State-run media, such as the Saudi news channel al-Ekhbariya, aired the statement, according to the outlet.
A number of Saudi analysts and pro-government writers brought in to discuss the executions on al-Ekhbariya said they are a powerful sign that the country's leadership will not hesitate to use the full might of the judicial system to punish Saudis who seek to disrupt the kingdom's security.
The executions by beheading were carried out on Tuesday in the regions of Riyadh, Makkah, Madinah, Eastern Province, Qasim, and Asir. Among those executed was a young man who was convicted of a crime that took place while he was under the age of 18.
People convicted of terrorism, homicide, rape, armed robbery and drug trafficking face the death penalty, which the Saudi government says serves as a deterrent against serious crime. Public displays of the bodies of executed men last for around three hours until late afternoon prayers, with the severed head and body hoisted to the top of a pole overlooking a main square.
Security forces in the kingdom have been a frequent target of attacks perpetrated by the al-Qaeda and Islamic State groups, Bloomberg reported. The attack was claimed by the militant Islamic State group.
Saudi Arabia's prosecution of Shiites, who have complained of discrimination in the kingdom, has aggravated the rivalry.

.....

EXERCISE TASK 1.
Can you echo the passage on the Saudi executions word for word, starting with "State-run media, such" and going on through "the kingdom's security."?

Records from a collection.

.....

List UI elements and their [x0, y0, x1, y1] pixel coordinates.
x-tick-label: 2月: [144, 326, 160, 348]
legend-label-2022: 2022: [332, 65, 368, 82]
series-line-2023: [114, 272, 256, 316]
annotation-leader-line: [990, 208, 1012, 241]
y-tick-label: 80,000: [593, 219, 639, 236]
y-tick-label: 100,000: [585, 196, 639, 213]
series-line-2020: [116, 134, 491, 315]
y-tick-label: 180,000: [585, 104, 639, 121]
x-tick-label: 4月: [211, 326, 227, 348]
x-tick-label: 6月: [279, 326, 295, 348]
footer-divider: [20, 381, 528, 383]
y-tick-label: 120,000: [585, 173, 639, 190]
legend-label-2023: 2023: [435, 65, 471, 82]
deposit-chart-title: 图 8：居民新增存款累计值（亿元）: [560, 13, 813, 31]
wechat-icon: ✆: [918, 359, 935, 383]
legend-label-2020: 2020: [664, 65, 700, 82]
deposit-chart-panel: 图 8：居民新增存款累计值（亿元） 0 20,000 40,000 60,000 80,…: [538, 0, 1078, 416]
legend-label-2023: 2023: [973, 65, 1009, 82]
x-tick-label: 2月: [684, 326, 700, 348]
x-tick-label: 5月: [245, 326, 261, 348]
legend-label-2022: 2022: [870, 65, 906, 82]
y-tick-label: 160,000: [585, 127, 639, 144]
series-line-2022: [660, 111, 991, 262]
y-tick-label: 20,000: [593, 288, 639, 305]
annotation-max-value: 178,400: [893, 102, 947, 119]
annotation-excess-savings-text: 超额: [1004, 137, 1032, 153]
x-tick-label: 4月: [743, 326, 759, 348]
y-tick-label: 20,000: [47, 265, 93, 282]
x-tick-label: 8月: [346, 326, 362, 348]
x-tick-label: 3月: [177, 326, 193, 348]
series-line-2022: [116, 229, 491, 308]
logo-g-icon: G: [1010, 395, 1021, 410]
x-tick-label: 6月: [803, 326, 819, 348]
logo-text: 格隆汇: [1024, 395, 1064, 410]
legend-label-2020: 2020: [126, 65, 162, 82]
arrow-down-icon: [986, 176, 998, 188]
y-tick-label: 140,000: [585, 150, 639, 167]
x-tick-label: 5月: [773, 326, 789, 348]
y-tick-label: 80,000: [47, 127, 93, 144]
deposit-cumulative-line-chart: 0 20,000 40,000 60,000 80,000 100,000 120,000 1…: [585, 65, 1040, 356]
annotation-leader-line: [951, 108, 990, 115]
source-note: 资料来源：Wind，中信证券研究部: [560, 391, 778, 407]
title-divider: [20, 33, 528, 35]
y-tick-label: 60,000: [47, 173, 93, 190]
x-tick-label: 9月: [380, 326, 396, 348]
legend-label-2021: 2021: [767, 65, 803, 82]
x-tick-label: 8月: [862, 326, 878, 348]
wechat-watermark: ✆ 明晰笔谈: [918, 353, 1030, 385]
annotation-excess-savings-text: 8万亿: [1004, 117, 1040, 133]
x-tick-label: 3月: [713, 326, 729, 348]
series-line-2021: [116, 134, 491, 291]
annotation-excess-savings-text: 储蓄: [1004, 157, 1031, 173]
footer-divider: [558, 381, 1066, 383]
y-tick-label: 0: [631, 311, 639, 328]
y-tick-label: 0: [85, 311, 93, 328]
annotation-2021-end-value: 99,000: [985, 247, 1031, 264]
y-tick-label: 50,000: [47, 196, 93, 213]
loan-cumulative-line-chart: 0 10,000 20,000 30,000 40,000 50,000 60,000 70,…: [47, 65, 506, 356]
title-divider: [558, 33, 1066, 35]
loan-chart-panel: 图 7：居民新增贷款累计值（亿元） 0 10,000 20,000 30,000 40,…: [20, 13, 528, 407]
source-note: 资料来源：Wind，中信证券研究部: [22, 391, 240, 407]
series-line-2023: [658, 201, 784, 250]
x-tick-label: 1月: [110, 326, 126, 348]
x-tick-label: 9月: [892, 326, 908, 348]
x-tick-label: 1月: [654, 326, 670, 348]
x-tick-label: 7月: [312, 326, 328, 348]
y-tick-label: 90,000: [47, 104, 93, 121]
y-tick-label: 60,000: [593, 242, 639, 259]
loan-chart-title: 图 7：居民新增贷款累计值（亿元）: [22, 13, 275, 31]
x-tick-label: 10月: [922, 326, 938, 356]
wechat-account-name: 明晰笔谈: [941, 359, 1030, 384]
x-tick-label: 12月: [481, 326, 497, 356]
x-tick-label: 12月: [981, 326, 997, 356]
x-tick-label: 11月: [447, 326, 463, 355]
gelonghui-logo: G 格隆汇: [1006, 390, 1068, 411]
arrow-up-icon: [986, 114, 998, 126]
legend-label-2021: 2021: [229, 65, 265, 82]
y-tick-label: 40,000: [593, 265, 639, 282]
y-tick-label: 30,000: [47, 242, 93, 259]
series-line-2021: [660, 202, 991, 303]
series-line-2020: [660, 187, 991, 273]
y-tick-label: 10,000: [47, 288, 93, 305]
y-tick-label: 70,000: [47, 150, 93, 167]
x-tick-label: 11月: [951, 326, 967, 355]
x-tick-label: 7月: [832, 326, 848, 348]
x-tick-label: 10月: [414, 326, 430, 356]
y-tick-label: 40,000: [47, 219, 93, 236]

.....

EXERCISE TASK 2.
Could you turn the records, from their first line through the line with "legend-label-2023: 2023: [435, 65, 471, 82]", into a Markdown table with the columns No. and Line, one row per line and blank lines left out?

EXERCISE ANSWER 1.
State-run media, such as the Saudi news channel al-Ekhbariya, aired the statement, according to the outlet.
A number of Saudi analysts and pro-government writers brought in to discuss the executions on al-Ekhbariya said they are a powerful sign that the country's leadership will not hesitate to use the full might of the judicial system to punish Saudis who seek to disrupt the kingdom's security.

EXERCISE ANSWER 2.
| No. | Line |
|---|---|
| 1 | List UI elements and their [x0, y0, x1, y1] pixel coordinates. |
| 2 | x-tick-label: 2月: [144, 326, 160, 348] |
| 3 | legend-label-2022: 2022: [332, 65, 368, 82] |
| 4 | series-line-2023: [114, 272, 256, 316] |
| 5 | annotation-leader-line: [990, 208, 1012, 241] |
| 6 | y-tick-label: 80,000: [593, 219, 639, 236] |
| 7 | y-tick-label: 100,000: [585, 196, 639, 213] |
| 8 | series-line-2020: [116, 134, 491, 315] |
| 9 | y-tick-label: 180,000: [585, 104, 639, 121] |
| 10 | x-tick-label: 4月: [211, 326, 227, 348] |
| 11 | x-tick-label: 6月: [279, 326, 295, 348] |
| 12 | footer-divider: [20, 381, 528, 383] |
| 13 | y-tick-label: 120,000: [585, 173, 639, 190] |
| 14 | legend-label-2023: 2023: [435, 65, 471, 82] |